__Stored data__:
------------------------------------------------

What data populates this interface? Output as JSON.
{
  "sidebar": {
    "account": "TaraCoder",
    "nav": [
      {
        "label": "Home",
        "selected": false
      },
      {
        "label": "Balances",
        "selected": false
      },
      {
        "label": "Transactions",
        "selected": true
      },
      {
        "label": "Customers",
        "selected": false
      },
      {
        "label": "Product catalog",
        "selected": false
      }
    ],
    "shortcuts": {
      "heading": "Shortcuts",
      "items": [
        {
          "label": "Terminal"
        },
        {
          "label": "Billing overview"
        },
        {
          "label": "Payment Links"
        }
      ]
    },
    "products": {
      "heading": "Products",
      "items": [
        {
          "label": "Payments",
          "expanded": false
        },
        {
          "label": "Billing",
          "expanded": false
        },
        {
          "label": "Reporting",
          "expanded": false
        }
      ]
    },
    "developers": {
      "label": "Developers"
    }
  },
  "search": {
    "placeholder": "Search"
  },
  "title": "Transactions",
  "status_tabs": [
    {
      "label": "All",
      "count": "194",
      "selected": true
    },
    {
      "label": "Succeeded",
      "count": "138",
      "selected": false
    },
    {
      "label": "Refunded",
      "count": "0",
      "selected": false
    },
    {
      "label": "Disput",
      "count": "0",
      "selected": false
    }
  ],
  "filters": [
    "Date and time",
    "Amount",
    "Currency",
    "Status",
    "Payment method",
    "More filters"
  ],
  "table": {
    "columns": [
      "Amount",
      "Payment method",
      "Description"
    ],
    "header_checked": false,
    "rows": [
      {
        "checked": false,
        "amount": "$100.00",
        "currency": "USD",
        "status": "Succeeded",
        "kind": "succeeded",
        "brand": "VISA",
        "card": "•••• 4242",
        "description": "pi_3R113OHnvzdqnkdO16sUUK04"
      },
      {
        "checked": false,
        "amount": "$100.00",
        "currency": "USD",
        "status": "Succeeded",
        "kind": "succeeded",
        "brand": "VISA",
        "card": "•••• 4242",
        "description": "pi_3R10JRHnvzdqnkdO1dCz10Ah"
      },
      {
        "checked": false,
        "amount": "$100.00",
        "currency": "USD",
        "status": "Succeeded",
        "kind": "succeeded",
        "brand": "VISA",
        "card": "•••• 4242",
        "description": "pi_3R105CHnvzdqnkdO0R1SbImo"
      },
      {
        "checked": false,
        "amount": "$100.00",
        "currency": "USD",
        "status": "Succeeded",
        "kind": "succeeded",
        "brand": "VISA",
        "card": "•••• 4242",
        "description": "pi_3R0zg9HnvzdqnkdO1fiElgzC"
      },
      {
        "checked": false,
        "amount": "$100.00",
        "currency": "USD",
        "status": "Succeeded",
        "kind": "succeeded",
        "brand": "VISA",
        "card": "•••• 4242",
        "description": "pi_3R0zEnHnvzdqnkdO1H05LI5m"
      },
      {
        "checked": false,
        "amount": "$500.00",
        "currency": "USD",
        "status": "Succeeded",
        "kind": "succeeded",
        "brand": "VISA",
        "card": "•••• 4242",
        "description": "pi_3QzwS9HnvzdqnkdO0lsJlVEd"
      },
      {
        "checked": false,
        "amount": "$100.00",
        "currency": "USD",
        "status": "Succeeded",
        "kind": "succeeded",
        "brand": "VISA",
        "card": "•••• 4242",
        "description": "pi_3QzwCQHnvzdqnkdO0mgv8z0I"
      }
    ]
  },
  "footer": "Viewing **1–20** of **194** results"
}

------------------------------------------------

__Directions for this task__: Extract the listing in its entirety and repeat it exactly.

__Problem solution__:
What data populates this interface? Output as JSON.
{
  "sidebar": {
    "account": "TaraCoder",
    "nav": [
      {
        "label": "Home",
        "selected": false
      },
      {
        "label": "Balances",
        "selected": false
      },
      {
        "label": "Transactions",
        "selected": true
      },
      {
        "label": "Customers",
        "selected": false
      },
      {
        "label": "Product catalog",
        "selected": false
      }
    ],
    "shortcuts": {
      "heading": "Shortcuts",
      "items": [
        {
          "label": "Terminal"
        },
        {
          "label": "Billing overview"
        },
        {
          "label": "Payment Links"
        }
      ]
    },
    "products": {
      "heading": "Products",
      "items": [
        {
          "label": "Payments",
          "expanded": false
        },
        {
          "label": "Billing",
          "expanded": false
        },
        {
          "label": "Reporting",
          "expanded": false
        }
      ]
    },
    "developers": {
      "label": "Developers"
    }
  },
  "search": {
    "placeholder": "Search"
  },
  "title": "Transactions",
  "status_tabs": [
    {
      "label": "All",
      "count": "194",
      "selected": true
    },
    {
      "label": "Succeeded",
      "count": "138",
      "selected": false
    },
    {
      "label": "Refunded",
      "count": "0",
      "selected": false
    },
    {
      "label": "Disput",
      "count": "0",
      "selected": false
    }
  ],
  "filters": [
    "Date and time",
    "Amount",
    "Currency",
    "Status",
    "Payment method",
    "More filters"
  ],
  "table": {
    "columns": [
      "Amount",
      "Payment method",
      "Description"
    ],
    "header_checked": false,
    "rows": [
      {
        "checked": false,
        "amount": "$100.00",
        "currency": "USD",
        "status": "Succeeded",
        "kind": "succeeded",
        "brand": "VISA",
        "card": "•••• 4242",
        "description": "pi_3R113OHnvzdqnkdO16sUUK04"
      },
      {
        "checked": false,
        "amount": "$100.00",
        "currency": "USD",
        "status": "Succeeded",
        "kind": "succeeded",
        "brand": "VISA",
        "card": "•••• 4242",
        "description": "pi_3R10JRHnvzdqnkdO1dCz10Ah"
      },
      {
        "checked": false,
        "amount": "$100.00",
        "currency": "USD",
        "status": "Succeeded",
        "kind": "succeeded",
        "brand": "VISA",
        "card": "•••• 4242",
        "description": "pi_3R105CHnvzdqnkdO0R1SbImo"
      },
      {
        "checked": false,
        "amount": "$100.00",
        "currency": "USD",
        "status": "Succeeded",
        "kind": "succeeded",
        "brand": "VISA",
        "card": "•••• 4242",
        "description": "pi_3R0zg9HnvzdqnkdO1fiElgzC"
      },
      {
        "checked": false,
        "amount": "$100.00",
        "currency": "USD",
        "status": "Succeeded",
        "kind": "succeeded",
        "brand": "VISA",
        "card": "•••• 4242",
        "description": "pi_3R0zEnHnvzdqnkdO1H05LI5m"
      },
      {
        "checked": false,
        "amount": "$500.00",
        "currency": "USD",
        "status": "Succeeded",
        "kind": "succeeded",
        "brand": "VISA",
        "card": "•••• 4242",
        "description": "pi_3QzwS9HnvzdqnkdO0lsJlVEd"
      },
      {
        "checked": false,
        "amount": "$100.00",
        "currency": "USD",
        "status": "Succeeded",
        "kind": "succeeded",
        "brand": "VISA",
        "card": "•••• 4242",
        "description": "pi_3QzwCQHnvzdqnkdO0mgv8z0I"
      }
    ]
  },
  "footer": "Viewing **1–20** of **194** results"
}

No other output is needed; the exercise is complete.